BEGIN Source material
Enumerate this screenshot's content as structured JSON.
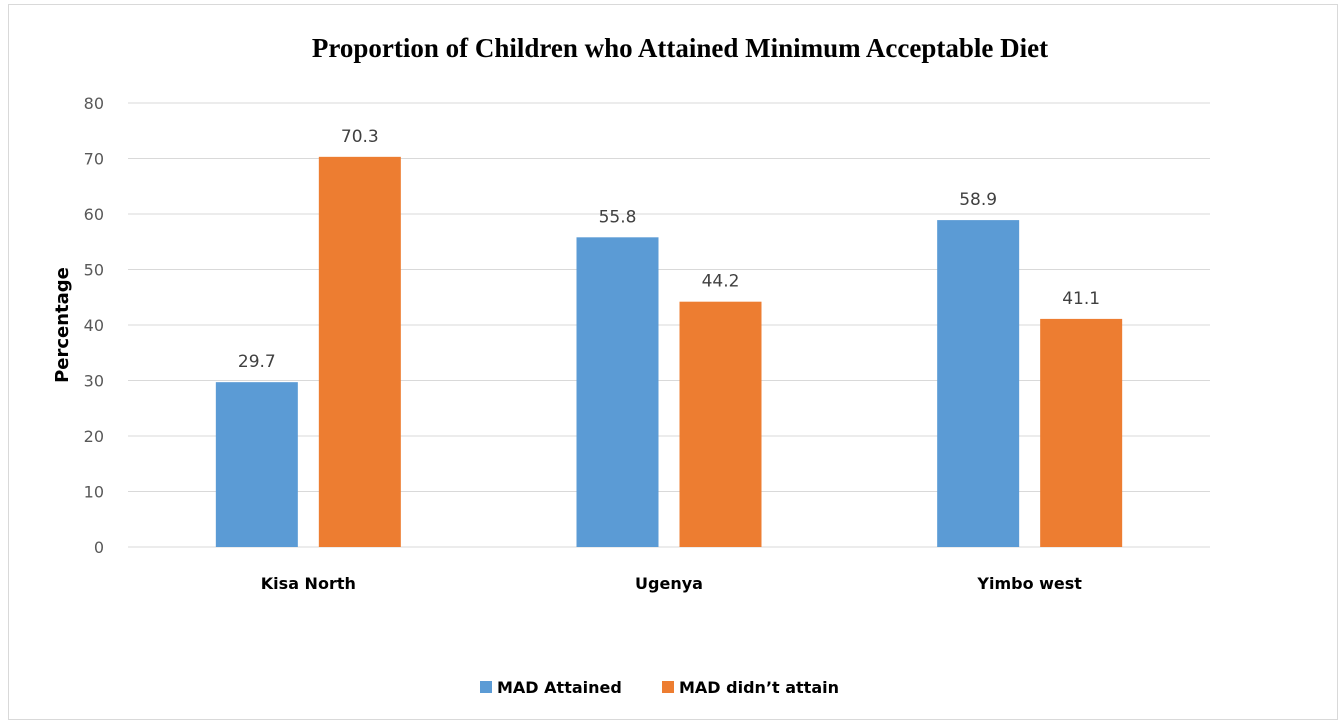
{
  "chart_data": {
    "type": "bar",
    "title": "Proportion of Children who Attained Minimum Acceptable Diet",
    "xlabel": "",
    "ylabel": "Percentage",
    "categories": [
      "Kisa North",
      "Ugenya",
      "Yimbo west"
    ],
    "series": [
      {
        "name": "MAD Attained",
        "values": [
          29.7,
          55.8,
          58.9
        ],
        "color": "#5B9BD5"
      },
      {
        "name": "MAD didn’t attain",
        "values": [
          70.3,
          44.2,
          41.1
        ],
        "color": "#ED7D31"
      }
    ],
    "ylim": [
      0,
      80
    ],
    "yticks": [
      0,
      10,
      20,
      30,
      40,
      50,
      60,
      70,
      80
    ],
    "grid": true,
    "legend_position": "bottom",
    "data_labels": true
  }
}
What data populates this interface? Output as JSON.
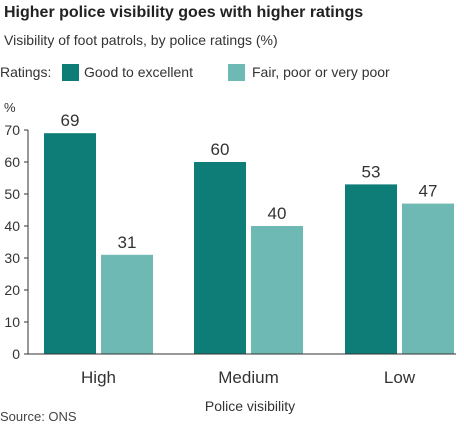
{
  "header": {
    "title": "Higher police visibility goes with higher ratings",
    "subtitle": "Visibility of foot patrols, by police ratings (%)"
  },
  "legend": {
    "prefix": "Ratings:",
    "items": [
      {
        "label": "Good to excellent",
        "color": "#0e7c77"
      },
      {
        "label": "Fair, poor or very poor",
        "color": "#6fb9b4"
      }
    ]
  },
  "footer": {
    "source": "Source: ONS"
  },
  "chart_data": {
    "type": "bar",
    "categories": [
      "High",
      "Medium",
      "Low"
    ],
    "series": [
      {
        "name": "Good to excellent",
        "values": [
          69,
          60,
          53
        ],
        "color": "#0e7c77"
      },
      {
        "name": "Fair, poor or very poor",
        "values": [
          31,
          40,
          47
        ],
        "color": "#6fb9b4"
      }
    ],
    "xlabel": "Police visibility",
    "ylabel": "%",
    "ylim": [
      0,
      70
    ],
    "yticks": [
      0,
      10,
      20,
      30,
      40,
      50,
      60,
      70
    ],
    "grid": false,
    "legend_position": "top"
  }
}
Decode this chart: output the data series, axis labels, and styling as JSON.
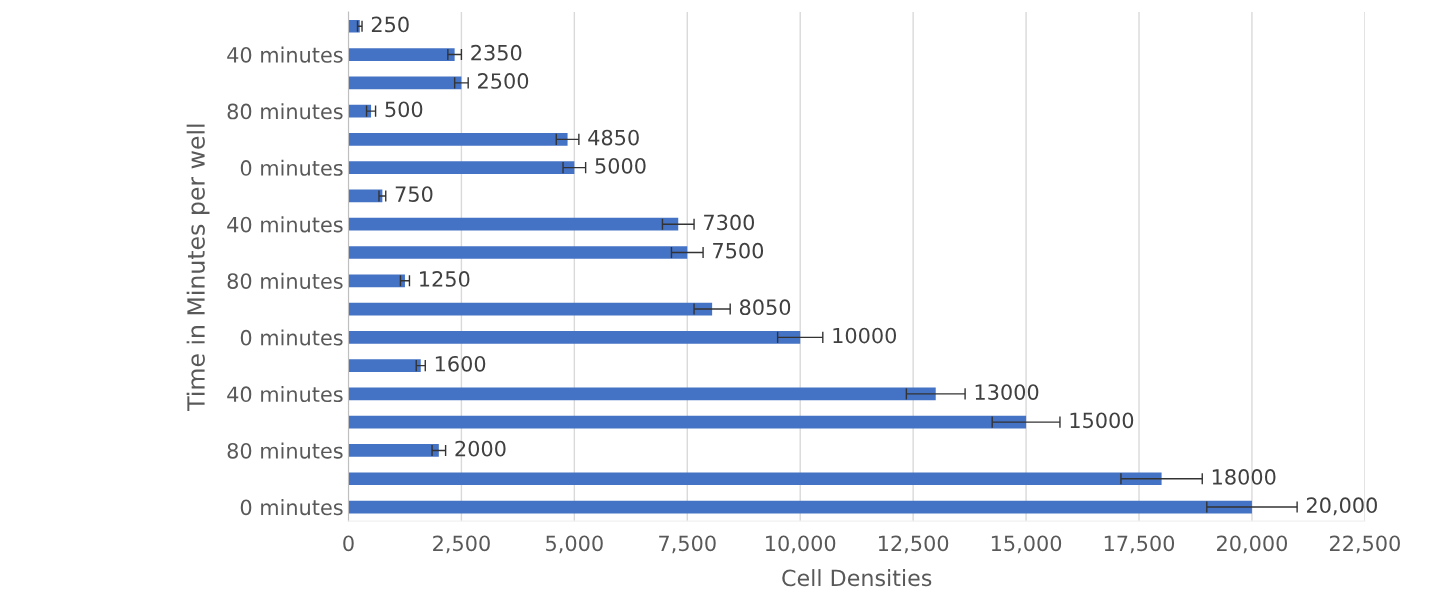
{
  "chart_data": {
    "type": "bar",
    "orientation": "horizontal",
    "ylabel": "Time in Minutes per well",
    "xlabel": "Cell Densities",
    "categories": [
      null,
      "40 minutes",
      null,
      "80 minutes",
      null,
      "0 minutes",
      null,
      "40 minutes",
      null,
      "80 minutes",
      null,
      "0 minutes",
      null,
      "40 minutes",
      null,
      "80 minutes",
      null,
      "0 minutes"
    ],
    "values": [
      250,
      2350,
      2500,
      500,
      4850,
      5000,
      750,
      7300,
      7500,
      1250,
      8050,
      10000,
      1600,
      13000,
      15000,
      2000,
      18000,
      20000
    ],
    "errors": [
      50,
      150,
      150,
      100,
      250,
      250,
      75,
      350,
      350,
      100,
      400,
      500,
      100,
      650,
      750,
      150,
      900,
      1000
    ],
    "value_labels": [
      "250",
      "2350",
      "2500",
      "500",
      "4850",
      "5000",
      "750",
      "7300",
      "7500",
      "1250",
      "8050",
      "10000",
      "1600",
      "13000",
      "15000",
      "2000",
      "18000",
      "20,000"
    ],
    "color": "#4472c4",
    "xlim": [
      0,
      22500
    ],
    "xticks": [
      0,
      {
        "value": 2500,
        "label": "2,500"
      },
      {
        "value": 5000,
        "label": "5,000"
      },
      {
        "value": 7500,
        "label": "7,500"
      },
      {
        "value": 10000,
        "label": "10,000"
      },
      {
        "value": 12500,
        "label": "12,500"
      },
      {
        "value": 15000,
        "label": "15,000"
      },
      {
        "value": 17500,
        "label": "17,500"
      },
      {
        "value": 20000,
        "label": "20,000"
      },
      {
        "value": 22500,
        "label": "22,500"
      }
    ],
    "grid": "x",
    "legend": false
  }
}
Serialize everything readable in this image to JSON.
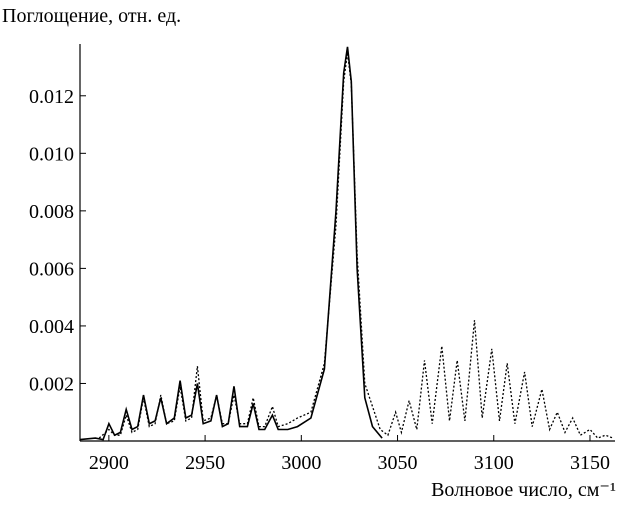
{
  "chart_data": {
    "type": "line",
    "ylabel": "Поглощение, отн. ед.",
    "xlabel": "Волновое число, см⁻¹",
    "xlim": [
      2885,
      3163
    ],
    "xticks": [
      2900,
      2950,
      3000,
      3050,
      3100,
      3150
    ],
    "ylim": [
      0,
      0.0138
    ],
    "yticks": [
      {
        "value": 0.002,
        "label": "0.002"
      },
      {
        "value": 0.004,
        "label": "0.004"
      },
      {
        "value": 0.006,
        "label": "0.006"
      },
      {
        "value": 0.008,
        "label": "0.008"
      },
      {
        "value": 0.01,
        "label": "0.010"
      },
      {
        "value": 0.012,
        "label": "0.012"
      }
    ],
    "series": [
      {
        "color": "#000000",
        "dash": "solid",
        "x": [
          2885,
          2893,
          2897,
          2900,
          2903,
          2906,
          2909,
          2912,
          2915,
          2918,
          2921,
          2924,
          2927,
          2930,
          2934,
          2937,
          2940,
          2943,
          2946,
          2949,
          2953,
          2956,
          2959,
          2962,
          2965,
          2968,
          2972,
          2975,
          2978,
          2981,
          2985,
          2988,
          2993,
          2998,
          3005,
          3012,
          3018,
          3022,
          3024,
          3026,
          3029,
          3033,
          3037,
          3042
        ],
        "values": [
          5e-05,
          0.0001,
          5e-05,
          0.0006,
          0.0002,
          0.0003,
          0.0011,
          0.0004,
          0.0005,
          0.0016,
          0.0006,
          0.0007,
          0.0015,
          0.0006,
          0.0008,
          0.0021,
          0.0008,
          0.0009,
          0.002,
          0.0006,
          0.0007,
          0.0016,
          0.0005,
          0.0006,
          0.0019,
          0.0005,
          0.0005,
          0.0013,
          0.0004,
          0.0004,
          0.0009,
          0.0004,
          0.0004,
          0.0005,
          0.0008,
          0.0025,
          0.008,
          0.0128,
          0.0137,
          0.0125,
          0.006,
          0.0015,
          0.0005,
          0.0001
        ]
      },
      {
        "color": "#000000",
        "dash": "dotted",
        "x": [
          2895,
          2900,
          2903,
          2906,
          2909,
          2912,
          2915,
          2918,
          2921,
          2924,
          2927,
          2930,
          2934,
          2937,
          2940,
          2943,
          2946,
          2949,
          2953,
          2956,
          2959,
          2962,
          2965,
          2968,
          2972,
          2975,
          2978,
          2981,
          2985,
          2988,
          2993,
          2998,
          3005,
          3012,
          3018,
          3022,
          3024,
          3026,
          3029,
          3033,
          3037,
          3041,
          3045,
          3049,
          3052,
          3056,
          3060,
          3064,
          3068,
          3073,
          3077,
          3081,
          3085,
          3090,
          3094,
          3099,
          3103,
          3107,
          3111,
          3116,
          3120,
          3125,
          3129,
          3133,
          3137,
          3141,
          3145,
          3150,
          3154,
          3158,
          3162
        ],
        "values": [
          0.0001,
          0.0004,
          0.0002,
          0.0002,
          0.0009,
          0.0003,
          0.0004,
          0.0015,
          0.0005,
          0.0006,
          0.0016,
          0.0006,
          0.0007,
          0.0019,
          0.0007,
          0.0008,
          0.0026,
          0.0007,
          0.0008,
          0.0016,
          0.0006,
          0.0006,
          0.0016,
          0.0006,
          0.0006,
          0.0015,
          0.0005,
          0.0005,
          0.0012,
          0.0005,
          0.0006,
          0.0008,
          0.001,
          0.0027,
          0.0075,
          0.0125,
          0.0135,
          0.0124,
          0.0065,
          0.002,
          0.0012,
          0.0004,
          0.0002,
          0.001,
          0.0003,
          0.0014,
          0.0004,
          0.0028,
          0.0006,
          0.0033,
          0.0007,
          0.0028,
          0.0007,
          0.0042,
          0.0008,
          0.0032,
          0.0007,
          0.0027,
          0.0006,
          0.0024,
          0.0005,
          0.0018,
          0.0004,
          0.001,
          0.0003,
          0.0008,
          0.0002,
          0.0004,
          0.0001,
          0.0002,
          0.0001
        ]
      }
    ]
  }
}
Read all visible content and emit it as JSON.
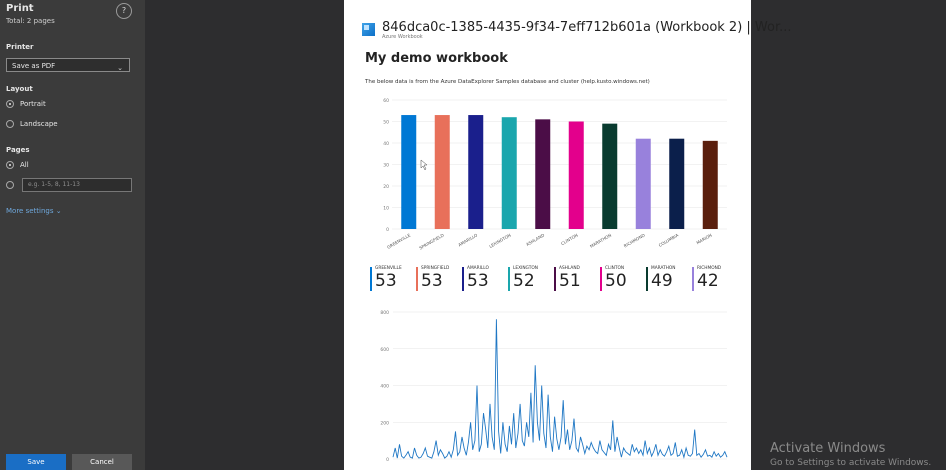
{
  "print_panel": {
    "title": "Print",
    "subtitle": "Total: 2 pages",
    "help_symbol": "?",
    "printer_label": "Printer",
    "printer_value": "Save as PDF",
    "layout_label": "Layout",
    "layout_options": [
      "Portrait",
      "Landscape"
    ],
    "layout_selected": "Portrait",
    "pages_label": "Pages",
    "pages_all_label": "All",
    "pages_placeholder": "e.g. 1-5, 8, 11-13",
    "more_settings": "More settings",
    "save_button": "Save",
    "cancel_button": "Cancel"
  },
  "document": {
    "header_title": "846dca0c-1385-4435-9f34-7eff712b601a (Workbook 2) | Wor...",
    "header_subtitle": "Azure Workbook",
    "workbook_title": "My demo workbook",
    "description": "The below data is from the Azure DataExplorer Samples database and cluster (help.kusto.windows.net)"
  },
  "tiles": [
    {
      "label": "GREENVILLE",
      "value": "53",
      "color": "#0078d4"
    },
    {
      "label": "SPRINGFIELD",
      "value": "53",
      "color": "#e8705a"
    },
    {
      "label": "AMARILLO",
      "value": "53",
      "color": "#1a1f8c"
    },
    {
      "label": "LEXINGTON",
      "value": "52",
      "color": "#1aa6ad"
    },
    {
      "label": "ASHLAND",
      "value": "51",
      "color": "#4b0d47"
    },
    {
      "label": "CLINTON",
      "value": "50",
      "color": "#e3008c"
    },
    {
      "label": "MARATHON",
      "value": "49",
      "color": "#093b2f"
    },
    {
      "label": "RICHMOND",
      "value": "42",
      "color": "#9881dc"
    }
  ],
  "chart_data": [
    {
      "type": "bar",
      "categories": [
        "GREENVILLE",
        "SPRINGFIELD",
        "AMARILLO",
        "LEXINGTON",
        "ASHLAND",
        "CLINTON",
        "MARATHON",
        "RICHMOND",
        "COLUMBIA",
        "MARION"
      ],
      "values": [
        53,
        53,
        53,
        52,
        51,
        50,
        49,
        42,
        42,
        41
      ],
      "colors": [
        "#0078d4",
        "#e8705a",
        "#1a1f8c",
        "#1aa6ad",
        "#4b0d47",
        "#e3008c",
        "#093b2f",
        "#9881dc",
        "#0b1f4b",
        "#5a1f0d"
      ],
      "yticks": [
        0,
        10,
        20,
        30,
        40,
        50,
        60
      ],
      "ylim": [
        0,
        60
      ],
      "grid": true,
      "title": "",
      "xlabel": "",
      "ylabel": ""
    },
    {
      "type": "line",
      "color": "#1f77c4",
      "yticks": [
        0,
        200,
        400,
        600,
        800
      ],
      "ylim": [
        0,
        800
      ],
      "grid": true,
      "title": "",
      "xlabel": "",
      "ylabel": "",
      "series": [
        {
          "values": [
            10,
            60,
            5,
            80,
            15,
            5,
            20,
            40,
            10,
            5,
            60,
            20,
            5,
            10,
            30,
            60,
            15,
            10,
            5,
            40,
            100,
            20,
            50,
            30,
            5,
            15,
            40,
            10,
            50,
            150,
            20,
            40,
            120,
            60,
            20,
            90,
            200,
            50,
            100,
            400,
            40,
            80,
            250,
            160,
            60,
            300,
            120,
            50,
            760,
            150,
            30,
            200,
            80,
            40,
            180,
            80,
            250,
            60,
            140,
            300,
            100,
            70,
            200,
            120,
            360,
            90,
            510,
            200,
            100,
            400,
            140,
            60,
            350,
            120,
            40,
            230,
            110,
            50,
            120,
            320,
            80,
            160,
            50,
            100,
            220,
            60,
            40,
            120,
            80,
            30,
            70,
            50,
            90,
            60,
            40,
            30,
            100,
            50,
            35,
            20,
            80,
            50,
            210,
            40,
            120,
            60,
            10,
            60,
            40,
            30,
            20,
            80,
            40,
            60,
            30,
            50,
            20,
            100,
            30,
            60,
            15,
            40,
            80,
            20,
            50,
            25,
            15,
            40,
            70,
            20,
            30,
            90,
            15,
            20,
            50,
            10,
            60,
            20,
            15,
            30,
            160,
            20,
            30,
            10,
            25,
            50,
            15,
            20,
            10,
            40,
            15,
            30,
            10,
            20,
            40,
            10
          ]
        }
      ]
    }
  ],
  "watermark": {
    "line1": "Activate Windows",
    "line2": "Go to Settings to activate Windows."
  }
}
END Source material
Search the entries for the word "true" and pick out every line that holds it.

    "grid": true,
    "data_labels": true
      "grid": true,
      "grid": true,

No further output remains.